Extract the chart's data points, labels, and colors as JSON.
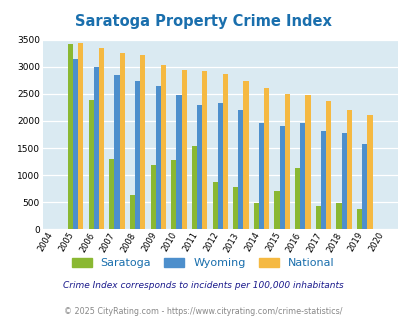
{
  "title": "Saratoga Property Crime Index",
  "years": [
    2004,
    2005,
    2006,
    2007,
    2008,
    2009,
    2010,
    2011,
    2012,
    2013,
    2014,
    2015,
    2016,
    2017,
    2018,
    2019,
    2020
  ],
  "saratoga": [
    0,
    3420,
    2380,
    1290,
    640,
    1190,
    1270,
    1530,
    880,
    790,
    490,
    700,
    1130,
    430,
    490,
    380,
    0
  ],
  "wyoming": [
    0,
    3150,
    2990,
    2850,
    2730,
    2640,
    2470,
    2290,
    2330,
    2210,
    1960,
    1900,
    1970,
    1820,
    1770,
    1570,
    0
  ],
  "national": [
    0,
    3430,
    3340,
    3260,
    3210,
    3040,
    2940,
    2920,
    2860,
    2730,
    2600,
    2490,
    2470,
    2360,
    2200,
    2110,
    0
  ],
  "saratoga_color": "#8ab832",
  "wyoming_color": "#4d8fcc",
  "national_color": "#f5b942",
  "bg_color": "#daeaf2",
  "ylim": [
    0,
    3500
  ],
  "yticks": [
    0,
    500,
    1000,
    1500,
    2000,
    2500,
    3000,
    3500
  ],
  "legend_labels": [
    "Saratoga",
    "Wyoming",
    "National"
  ],
  "footnote1": "Crime Index corresponds to incidents per 100,000 inhabitants",
  "footnote2": "© 2025 CityRating.com - https://www.cityrating.com/crime-statistics/",
  "title_color": "#1a6fad",
  "footnote1_color": "#1a1a8c",
  "footnote2_color": "#888888",
  "legend_color": "#1a6fad",
  "bar_width": 0.25
}
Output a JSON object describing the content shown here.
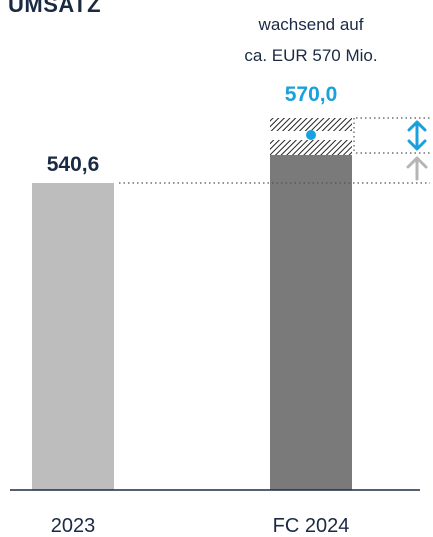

※

• **Task objective**
Transcribe the material exactly, and leave out whatever pictures it holds.

• **Correct response**
Extract the chart's data points, labels, and colors as JSON.
{
  "title": "Saratoga Property Crime Index",
  "years": [
    2004,
    2005,
    2006,
    2007,
    2008,
    2009,
    2010,
    2011,
    2012,
    2013,
    2014,
    2015,
    2016,
    2017,
    2018,
    2019,
    2020
  ],
  "saratoga": [
    0,
    3420,
    2380,
    1290,
    640,
    1190,
    1270,
    1530,
    880,
    790,
    490,
    700,
    1130,
    430,
    490,
    380,
    0
  ],
  "wyoming": [
    0,
    3150,
    2990,
    2850,
    2730,
    2640,
    2470,
    2290,
    2330,
    2210,
    1960,
    1900,
    1970,
    1820,
    1770,
    1570,
    0
  ],
  "national": [
    0,
    3430,
    3340,
    3260,
    3210,
    3040,
    2940,
    2920,
    2860,
    2730,
    2600,
    2490,
    2470,
    2360,
    2200,
    2110,
    0
  ],
  "saratoga_color": "#8ab832",
  "wyoming_color": "#4d8fcc",
  "national_color": "#f5b942",
  "bg_color": "#daeaf2",
  "ylim": [
    0,
    3500
  ],
  "yticks": [
    0,
    500,
    1000,
    1500,
    2000,
    2500,
    3000,
    3500
  ],
  "legend_labels": [
    "Saratoga",
    "Wyoming",
    "National"
  ],
  "footnote1": "Crime Index corresponds to incidents per 100,000 inhabitants",
  "footnote2": "© 2025 CityRating.com - https://www.cityrating.com/crime-statistics/",
  "title_color": "#1a6fad",
  "footnote1_color": "#1a1a8c",
  "footnote2_color": "#888888",
  "legend_color": "#1a6fad",
  "bar_width": 0.25
}
Output a JSON object describing the content shown here.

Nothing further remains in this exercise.